## [Problem description]
Repeat the listing below in full, exactly as it stands.

## [Supplied information]
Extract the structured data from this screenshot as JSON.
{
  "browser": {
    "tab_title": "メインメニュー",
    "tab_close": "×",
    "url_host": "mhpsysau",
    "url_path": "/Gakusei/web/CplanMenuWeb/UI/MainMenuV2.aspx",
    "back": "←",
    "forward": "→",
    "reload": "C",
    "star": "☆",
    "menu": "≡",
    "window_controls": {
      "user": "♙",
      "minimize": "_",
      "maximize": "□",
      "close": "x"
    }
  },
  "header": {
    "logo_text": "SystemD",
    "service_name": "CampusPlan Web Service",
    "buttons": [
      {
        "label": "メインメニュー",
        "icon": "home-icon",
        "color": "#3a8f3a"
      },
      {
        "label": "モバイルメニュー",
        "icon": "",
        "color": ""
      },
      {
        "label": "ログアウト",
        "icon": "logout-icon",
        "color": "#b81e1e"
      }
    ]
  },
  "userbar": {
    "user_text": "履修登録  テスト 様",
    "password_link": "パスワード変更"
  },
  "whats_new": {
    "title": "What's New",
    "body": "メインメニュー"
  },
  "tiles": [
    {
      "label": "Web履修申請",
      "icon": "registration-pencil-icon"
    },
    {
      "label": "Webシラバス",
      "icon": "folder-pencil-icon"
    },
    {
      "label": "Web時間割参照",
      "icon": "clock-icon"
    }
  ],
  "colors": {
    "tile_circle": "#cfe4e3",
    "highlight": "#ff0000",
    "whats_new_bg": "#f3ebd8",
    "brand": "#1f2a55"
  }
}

## [Answer for this exercise]
Extract the structured data from this screenshot as JSON.
{
  "browser": {
    "tab_title": "メインメニュー",
    "tab_close": "×",
    "url_host": "mhpsysau",
    "url_path": "/Gakusei/web/CplanMenuWeb/UI/MainMenuV2.aspx",
    "back": "←",
    "forward": "→",
    "reload": "C",
    "star": "☆",
    "menu": "≡",
    "window_controls": {
      "user": "♙",
      "minimize": "_",
      "maximize": "□",
      "close": "x"
    }
  },
  "header": {
    "logo_text": "SystemD",
    "service_name": "CampusPlan Web Service",
    "buttons": [
      {
        "label": "メインメニュー",
        "icon": "home-icon",
        "color": "#3a8f3a"
      },
      {
        "label": "モバイルメニュー",
        "icon": "",
        "color": ""
      },
      {
        "label": "ログアウト",
        "icon": "logout-icon",
        "color": "#b81e1e"
      }
    ]
  },
  "userbar": {
    "user_text": "履修登録  テスト 様",
    "password_link": "パスワード変更"
  },
  "whats_new": {
    "title": "What's New",
    "body": "メインメニュー"
  },
  "tiles": [
    {
      "label": "Web履修申請",
      "icon": "registration-pencil-icon"
    },
    {
      "label": "Webシラバス",
      "icon": "folder-pencil-icon"
    },
    {
      "label": "Web時間割参照",
      "icon": "clock-icon"
    }
  ],
  "colors": {
    "tile_circle": "#cfe4e3",
    "highlight": "#ff0000",
    "whats_new_bg": "#f3ebd8",
    "brand": "#1f2a55"
  }
}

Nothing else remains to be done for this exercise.